Output every line of the material exactly, omitting images.
================================
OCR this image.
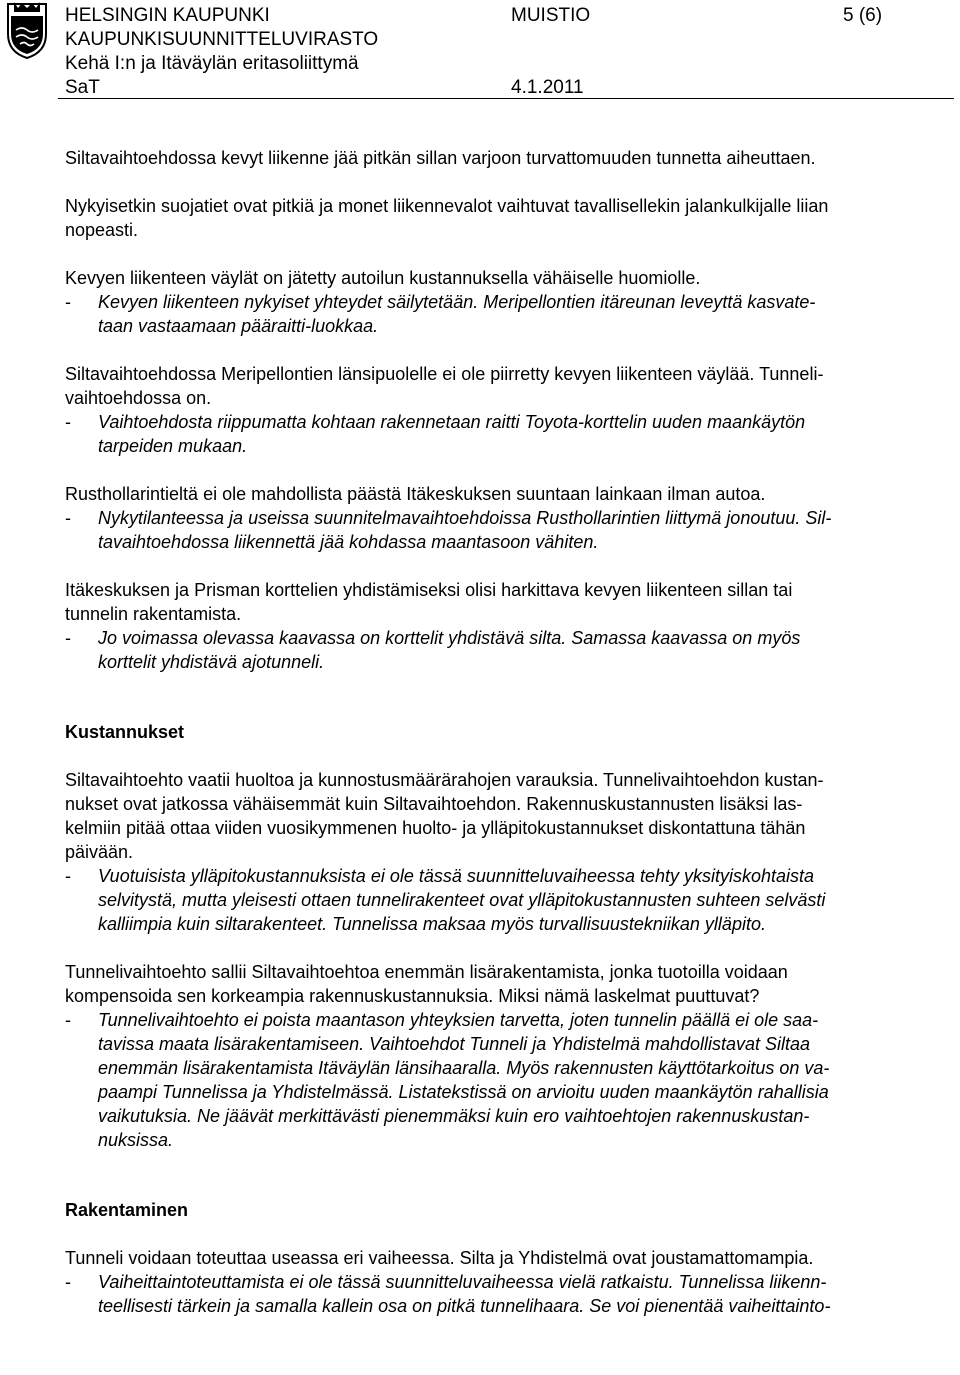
HELSINGIN KAUPUNKI
KAUPUNKISUUNNITTELUVIRASTO
Kehä I:n ja Itäväylän eritasoliittymä
SaT
MUISTIO
4.1.2011
5 (6)

Siltavaihtoehdossa kevyt liikenne jää pitkän sillan varjoon turvattomuuden tunnetta aiheuttaen.

Nykyisetkin suojatiet ovat pitkiä ja monet liikennevalot vaihtuvat tavallisellekin jalankulkijalle liian
nopeasti.

Kevyen liikenteen väylät on jätetty autoilun kustannuksella vähäiselle huomiolle.

-	Kevyen liikenteen nykyiset yhteydet säilytetään. Meripellontien itäreunan leveyttä kasvate-
taan vastaamaan pääraitti-luokkaa.

Siltavaihtoehdossa Meripellontien länsipuolelle ei ole piirretty kevyen liikenteen väylää. Tunneli-
vaihtoehdossa on.

-	Vaihtoehdosta riippumatta kohtaan rakennetaan raitti Toyota-korttelin uuden maankäytön
tarpeiden mukaan.

Rusthollarintieltä ei ole mahdollista päästä Itäkeskuksen suuntaan lainkaan ilman autoa.

-	Nykytilanteessa ja useissa suunnitelmavaihtoehdoissa Rusthollarintien liittymä jonoutuu. Sil-
tavaihtoehdossa liikennettä jää kohdassa maantasoon vähiten.

Itäkeskuksen ja Prisman korttelien yhdistämiseksi olisi harkittava kevyen liikenteen sillan tai
tunnelin rakentamista.

-	Jo voimassa olevassa kaavassa on korttelit yhdistävä silta. Samassa kaavassa on myös
korttelit yhdistävä ajotunneli.

Kustannukset

Siltavaihtoehto vaatii huoltoa ja kunnostusmäärärahojen varauksia. Tunnelivaihtoehdon kustan-
nukset ovat jatkossa vähäisemmät kuin Siltavaihtoehdon. Rakennuskustannusten lisäksi las-
kelmiin pitää ottaa viiden vuosikymmenen huolto- ja ylläpitokustannukset diskontattuna tähän
päivään.

-	Vuotuisista ylläpitokustannuksista ei ole tässä suunnitteluvaiheessa tehty yksityiskohtaista
selvitystä, mutta yleisesti ottaen tunnelirakenteet ovat ylläpitokustannusten suhteen selvästi
kalliimpia kuin siltarakenteet. Tunnelissa maksaa myös turvallisuustekniikan ylläpito.

Tunnelivaihtoehto sallii Siltavaihtoehtoa enemmän lisärakentamista, jonka tuotoilla voidaan
kompensoida sen korkeampia rakennuskustannuksia. Miksi nämä laskelmat puuttuvat?

-	Tunnelivaihtoehto ei poista maantason yhteyksien tarvetta, joten tunnelin päällä ei ole saa-
tavissa maata lisärakentamiseen. Vaihtoehdot Tunneli ja Yhdistelmä mahdollistavat Siltaa
enemmän lisärakentamista Itäväylän länsihaaralla. Myös rakennusten käyttötarkoitus on va-
paampi Tunnelissa ja Yhdistelmässä. Listatekstissä on arvioitu uuden maankäytön rahallisia
vaikutuksia. Ne jäävät merkittävästi pienemmäksi kuin ero vaihtoehtojen rakennuskustan-
nuksissa.

Rakentaminen

Tunneli voidaan toteuttaa useassa eri vaiheessa. Silta ja Yhdistelmä ovat joustamattomampia.

-	Vaiheittaintoteuttamista ei ole tässä suunnitteluvaiheessa vielä ratkaistu. Tunnelissa liikenn-
teellisesti tärkein ja samalla kallein osa on pitkä tunnelihaara. Se voi pienentää vaiheittainto-
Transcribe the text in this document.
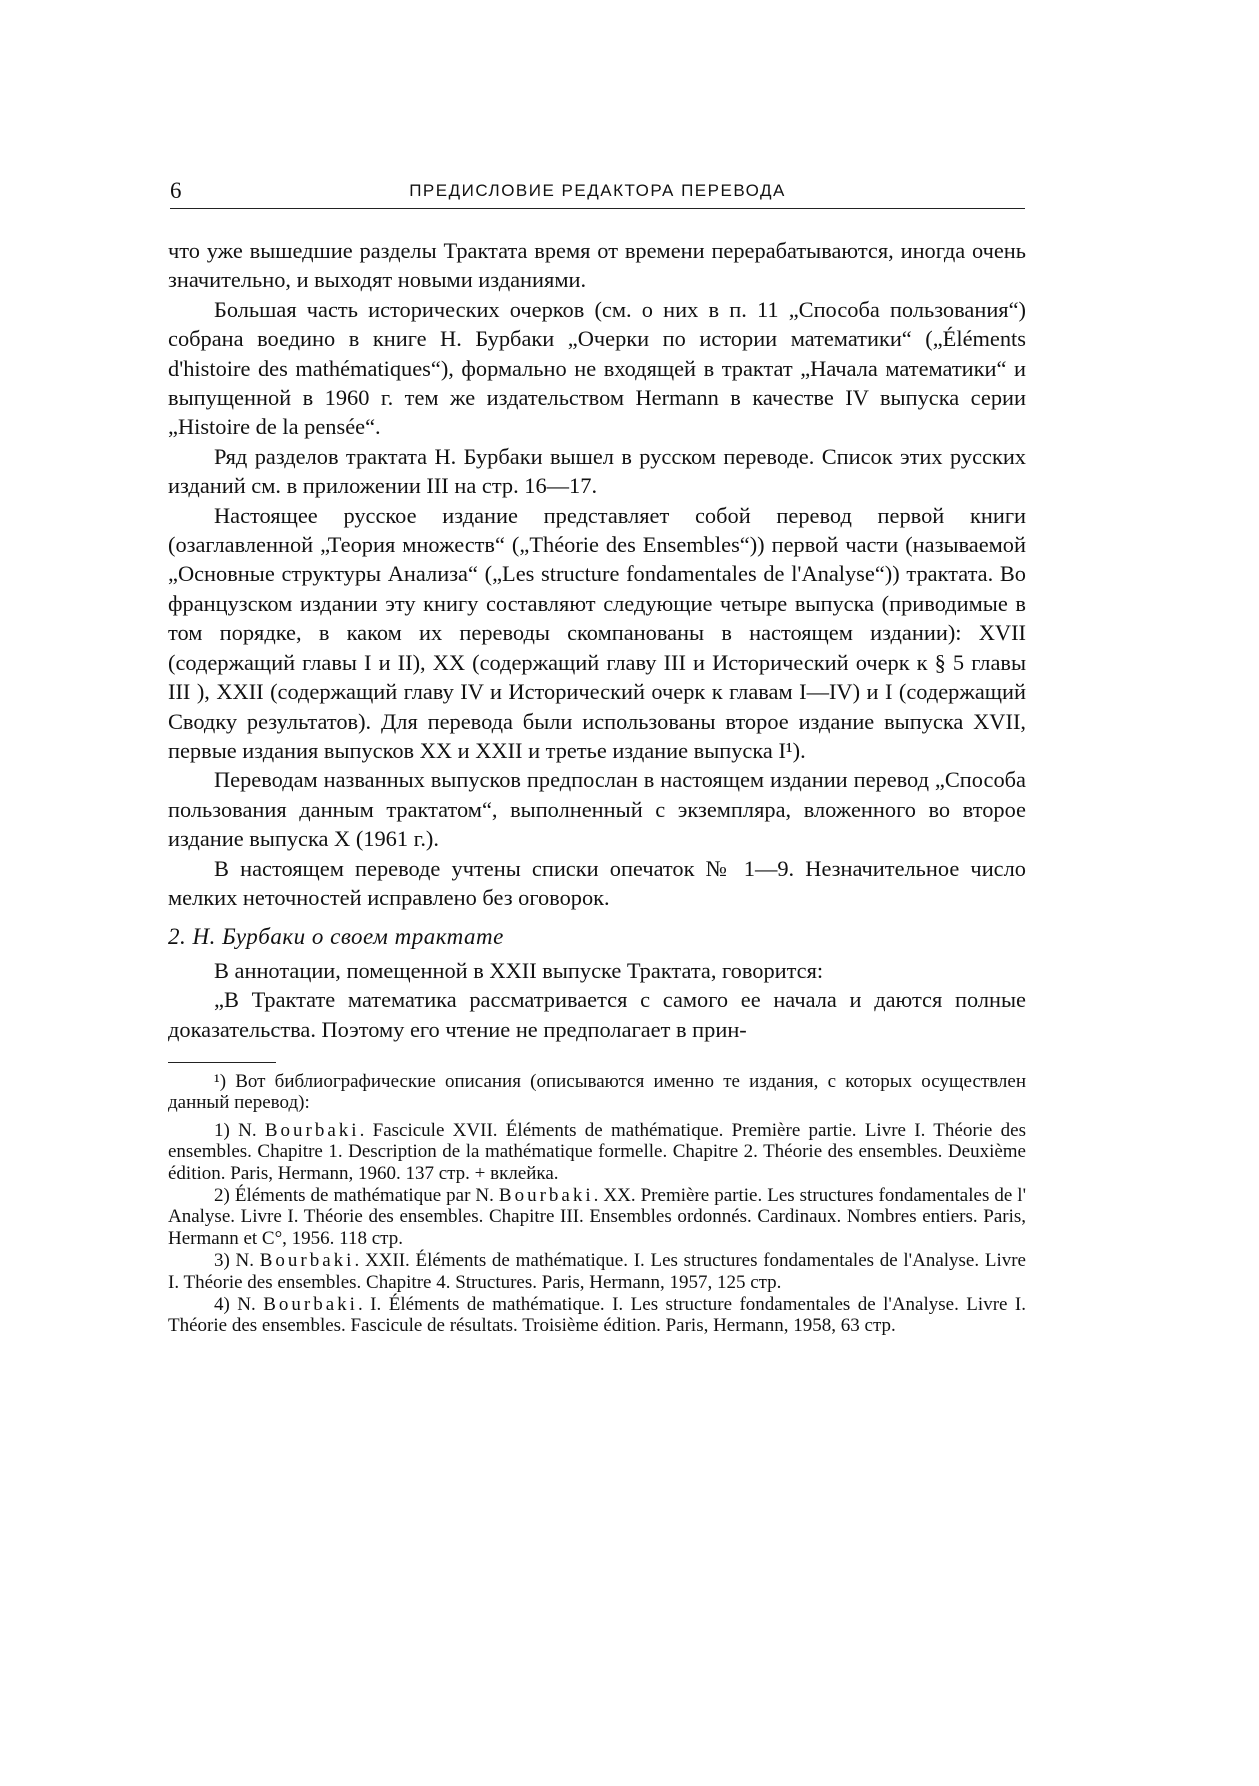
6	ПРЕДИСЛОВИЕ РЕДАКТОРА ПЕРЕВОДА

что уже вышедшие разделы Трактата время от времени перерабатываются, иногда очень значительно, и выходят новыми изданиями.

Большая часть исторических очерков (см. о них в п. 11 „Способа пользования“) собрана воедино в книге Н. Бурбаки „Очерки по истории математики“ („Éléments d'histoire des mathématiques“), формально не входящей в трактат „Начала математики“ и выпущенной в 1960 г. тем же издательством Hermann в качестве IV выпуска серии „Histoire de la pensée“.

Ряд разделов трактата Н. Бурбаки вышел в русском переводе. Список этих русских изданий см. в приложении III на стр. 16—17.

Настоящее русское издание представляет собой перевод первой книги (озаглавленной „Теория множеств“ („Théorie des Ensembles“)) первой части (называемой „Основные структуры Анализа“ („Les structure fondamentales de l'Analyse“)) трактата. Во французском издании эту книгу составляют следующие четыре выпуска (приводимые в том порядке, в каком их переводы скомпанованы в настоящем издании): XVII (содержащий главы I и II), XX (содержащий главу III и Исторический очерк к § 5 главы III ), XXII (содержащий главу IV и Исторический очерк к главам I—IV) и I (содержащий Сводку результатов). Для перевода были использованы второе издание выпуска XVII, первые издания выпусков XX и XXII и третье издание выпуска I¹).

Переводам названных выпусков предпослан в настоящем издании перевод „Способа пользования данным трактатом“, выполненный с экземпляра, вложенного во второе издание выпуска X (1961 г.).

В настоящем переводе учтены списки опечаток № 1—9. Незначительное число мелких неточностей исправлено без оговорок.

2. Н. Бурбаки о своем трактате

В аннотации, помещенной в XXII выпуске Трактата, говорится:

„В Трактате математика рассматривается с самого ее начала и даются полные доказательства. Поэтому его чтение не предполагает в прин-

¹) Вот библиографические описания (описываются именно те издания, с которых осуществлен данный перевод):

1) N. Bourbaki. Fascicule XVII. Éléments de mathématique. Première partie. Livre I. Théorie des ensembles. Chapitre 1. Description de la mathématique formelle. Chapitre 2. Théorie des ensembles. Deuxième édition. Paris, Hermann, 1960. 137 стр. + вклейка.

2) Éléments de mathématique par N. Bourbaki. XX. Première partie. Les structures fondamentales de l' Analyse. Livre I. Théorie des ensembles. Chapitre III. Ensembles ordonnés. Cardinaux. Nombres entiers. Paris, Hermann et C°, 1956. 118 стр.

3) N. Bourbaki. XXII. Éléments de mathématique. I. Les structures fondamentales de l'Analyse. Livre I. Théorie des ensembles. Chapitre 4. Structures. Paris, Hermann, 1957, 125 стр.

4) N. Bourbaki. I. Éléments de mathématique. I. Les structure fondamentales de l'Analyse. Livre I. Théorie des ensembles. Fascicule de résultats. Troisième édition. Paris, Hermann, 1958, 63 стр.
================================
## Solution to this task
OCR this image.
HELSINGIN KAUPUNKI
KAUPUNKISUUNNITTELUVIRASTO
Kehä I:n ja Itäväylän eritasoliittymä
SaT
MUISTIO
4.1.2011
5 (6)

Siltavaihtoehdossa kevyt liikenne jää pitkän sillan varjoon turvattomuuden tunnetta aiheuttaen.

Nykyisetkin suojatiet ovat pitkiä ja monet liikennevalot vaihtuvat tavallisellekin jalankulkijalle liian
nopeasti.

Kevyen liikenteen väylät on jätetty autoilun kustannuksella vähäiselle huomiolle.

-	Kevyen liikenteen nykyiset yhteydet säilytetään. Meripellontien itäreunan leveyttä kasvate-
taan vastaamaan pääraitti-luokkaa.

Siltavaihtoehdossa Meripellontien länsipuolelle ei ole piirretty kevyen liikenteen väylää. Tunneli-
vaihtoehdossa on.

-	Vaihtoehdosta riippumatta kohtaan rakennetaan raitti Toyota-korttelin uuden maankäytön
tarpeiden mukaan.

Rusthollarintieltä ei ole mahdollista päästä Itäkeskuksen suuntaan lainkaan ilman autoa.

-	Nykytilanteessa ja useissa suunnitelmavaihtoehdoissa Rusthollarintien liittymä jonoutuu. Sil-
tavaihtoehdossa liikennettä jää kohdassa maantasoon vähiten.

Itäkeskuksen ja Prisman korttelien yhdistämiseksi olisi harkittava kevyen liikenteen sillan tai
tunnelin rakentamista.

-	Jo voimassa olevassa kaavassa on korttelit yhdistävä silta. Samassa kaavassa on myös
korttelit yhdistävä ajotunneli.

Kustannukset

Siltavaihtoehto vaatii huoltoa ja kunnostusmäärärahojen varauksia. Tunnelivaihtoehdon kustan-
nukset ovat jatkossa vähäisemmät kuin Siltavaihtoehdon. Rakennuskustannusten lisäksi las-
kelmiin pitää ottaa viiden vuosikymmenen huolto- ja ylläpitokustannukset diskontattuna tähän
päivään.

-	Vuotuisista ylläpitokustannuksista ei ole tässä suunnitteluvaiheessa tehty yksityiskohtaista
selvitystä, mutta yleisesti ottaen tunnelirakenteet ovat ylläpitokustannusten suhteen selvästi
kalliimpia kuin siltarakenteet. Tunnelissa maksaa myös turvallisuustekniikan ylläpito.

Tunnelivaihtoehto sallii Siltavaihtoehtoa enemmän lisärakentamista, jonka tuotoilla voidaan
kompensoida sen korkeampia rakennuskustannuksia. Miksi nämä laskelmat puuttuvat?

-	Tunnelivaihtoehto ei poista maantason yhteyksien tarvetta, joten tunnelin päällä ei ole saa-
tavissa maata lisärakentamiseen. Vaihtoehdot Tunneli ja Yhdistelmä mahdollistavat Siltaa
enemmän lisärakentamista Itäväylän länsihaaralla. Myös rakennusten käyttötarkoitus on va-
paampi Tunnelissa ja Yhdistelmässä. Listatekstissä on arvioitu uuden maankäytön rahallisia
vaikutuksia. Ne jäävät merkittävästi pienemmäksi kuin ero vaihtoehtojen rakennuskustan-
nuksissa.

Rakentaminen

Tunneli voidaan toteuttaa useassa eri vaiheessa. Silta ja Yhdistelmä ovat joustamattomampia.

-	Vaiheittaintoteuttamista ei ole tässä suunnitteluvaiheessa vielä ratkaistu. Tunnelissa liikenn-
teellisesti tärkein ja samalla kallein osa on pitkä tunnelihaara. Se voi pienentää vaiheittainto-
Transcribe the text in this document.
6	ПРЕДИСЛОВИЕ РЕДАКТОРА ПЕРЕВОДА

что уже вышедшие разделы Трактата время от времени перерабатываются, иногда очень значительно, и выходят новыми изданиями.

Большая часть исторических очерков (см. о них в п. 11 „Способа пользования“) собрана воедино в книге Н. Бурбаки „Очерки по истории математики“ („Éléments d'histoire des mathématiques“), формально не входящей в трактат „Начала математики“ и выпущенной в 1960 г. тем же издательством Hermann в качестве IV выпуска серии „Histoire de la pensée“.

Ряд разделов трактата Н. Бурбаки вышел в русском переводе. Список этих русских изданий см. в приложении III на стр. 16—17.

Настоящее русское издание представляет собой перевод первой книги (озаглавленной „Теория множеств“ („Théorie des Ensembles“)) первой части (называемой „Основные структуры Анализа“ („Les structure fondamentales de l'Analyse“)) трактата. Во французском издании эту книгу составляют следующие четыре выпуска (приводимые в том порядке, в каком их переводы скомпанованы в настоящем издании): XVII (содержащий главы I и II), XX (содержащий главу III и Исторический очерк к § 5 главы III ), XXII (содержащий главу IV и Исторический очерк к главам I—IV) и I (содержащий Сводку результатов). Для перевода были использованы второе издание выпуска XVII, первые издания выпусков XX и XXII и третье издание выпуска I¹).

Переводам названных выпусков предпослан в настоящем издании перевод „Способа пользования данным трактатом“, выполненный с экземпляра, вложенного во второе издание выпуска X (1961 г.).

В настоящем переводе учтены списки опечаток № 1—9. Незначительное число мелких неточностей исправлено без оговорок.

2. Н. Бурбаки о своем трактате

В аннотации, помещенной в XXII выпуске Трактата, говорится:

„В Трактате математика рассматривается с самого ее начала и даются полные доказательства. Поэтому его чтение не предполагает в прин-

¹) Вот библиографические описания (описываются именно те издания, с которых осуществлен данный перевод):

1) N. Bourbaki. Fascicule XVII. Éléments de mathématique. Première partie. Livre I. Théorie des ensembles. Chapitre 1. Description de la mathématique formelle. Chapitre 2. Théorie des ensembles. Deuxième édition. Paris, Hermann, 1960. 137 стр. + вклейка.

2) Éléments de mathématique par N. Bourbaki. XX. Première partie. Les structures fondamentales de l' Analyse. Livre I. Théorie des ensembles. Chapitre III. Ensembles ordonnés. Cardinaux. Nombres entiers. Paris, Hermann et C°, 1956. 118 стр.

3) N. Bourbaki. XXII. Éléments de mathématique. I. Les structures fondamentales de l'Analyse. Livre I. Théorie des ensembles. Chapitre 4. Structures. Paris, Hermann, 1957, 125 стр.

4) N. Bourbaki. I. Éléments de mathématique. I. Les structure fondamentales de l'Analyse. Livre I. Théorie des ensembles. Fascicule de résultats. Troisième édition. Paris, Hermann, 1958, 63 стр.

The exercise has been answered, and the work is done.